[Collected data entries]
########################################
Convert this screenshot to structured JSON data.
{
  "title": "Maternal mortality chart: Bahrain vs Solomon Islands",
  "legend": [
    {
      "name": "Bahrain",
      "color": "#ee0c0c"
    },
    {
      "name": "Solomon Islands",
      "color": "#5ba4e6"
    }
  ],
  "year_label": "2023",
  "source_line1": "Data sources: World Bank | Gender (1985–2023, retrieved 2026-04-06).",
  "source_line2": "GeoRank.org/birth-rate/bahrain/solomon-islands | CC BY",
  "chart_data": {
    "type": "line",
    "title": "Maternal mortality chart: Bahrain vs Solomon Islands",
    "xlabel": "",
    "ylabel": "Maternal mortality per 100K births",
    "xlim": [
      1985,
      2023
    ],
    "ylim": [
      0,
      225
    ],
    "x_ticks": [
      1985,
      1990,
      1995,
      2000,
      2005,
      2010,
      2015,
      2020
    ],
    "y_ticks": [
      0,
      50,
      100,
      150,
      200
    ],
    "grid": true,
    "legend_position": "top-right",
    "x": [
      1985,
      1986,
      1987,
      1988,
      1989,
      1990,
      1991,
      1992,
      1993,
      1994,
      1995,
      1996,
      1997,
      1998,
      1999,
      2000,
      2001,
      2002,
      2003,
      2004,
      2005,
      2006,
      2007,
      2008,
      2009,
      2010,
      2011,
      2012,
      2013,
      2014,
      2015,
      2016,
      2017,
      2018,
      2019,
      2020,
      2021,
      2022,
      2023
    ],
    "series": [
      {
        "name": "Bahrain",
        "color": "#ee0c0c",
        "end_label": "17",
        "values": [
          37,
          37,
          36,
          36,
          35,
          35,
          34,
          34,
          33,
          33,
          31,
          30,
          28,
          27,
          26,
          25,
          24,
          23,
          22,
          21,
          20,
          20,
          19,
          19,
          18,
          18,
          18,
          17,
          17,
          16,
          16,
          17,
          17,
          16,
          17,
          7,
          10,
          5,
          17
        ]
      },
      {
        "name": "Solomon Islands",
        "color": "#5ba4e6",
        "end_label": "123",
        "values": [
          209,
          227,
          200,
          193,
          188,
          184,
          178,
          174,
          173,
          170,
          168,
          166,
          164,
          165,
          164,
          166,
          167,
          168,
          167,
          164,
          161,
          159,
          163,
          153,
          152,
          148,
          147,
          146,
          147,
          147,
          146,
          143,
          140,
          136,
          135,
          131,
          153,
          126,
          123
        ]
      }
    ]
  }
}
########################################
| EXERCISE TASK |
Extract from the data every line where "mortality" shows up.

| EXERCISE SOLUTION |
  "title": "Maternal mortality chart: Bahrain vs Solomon Islands",
    "title": "Maternal mortality chart: Bahrain vs Solomon Islands",
    "ylabel": "Maternal mortality per 100K births",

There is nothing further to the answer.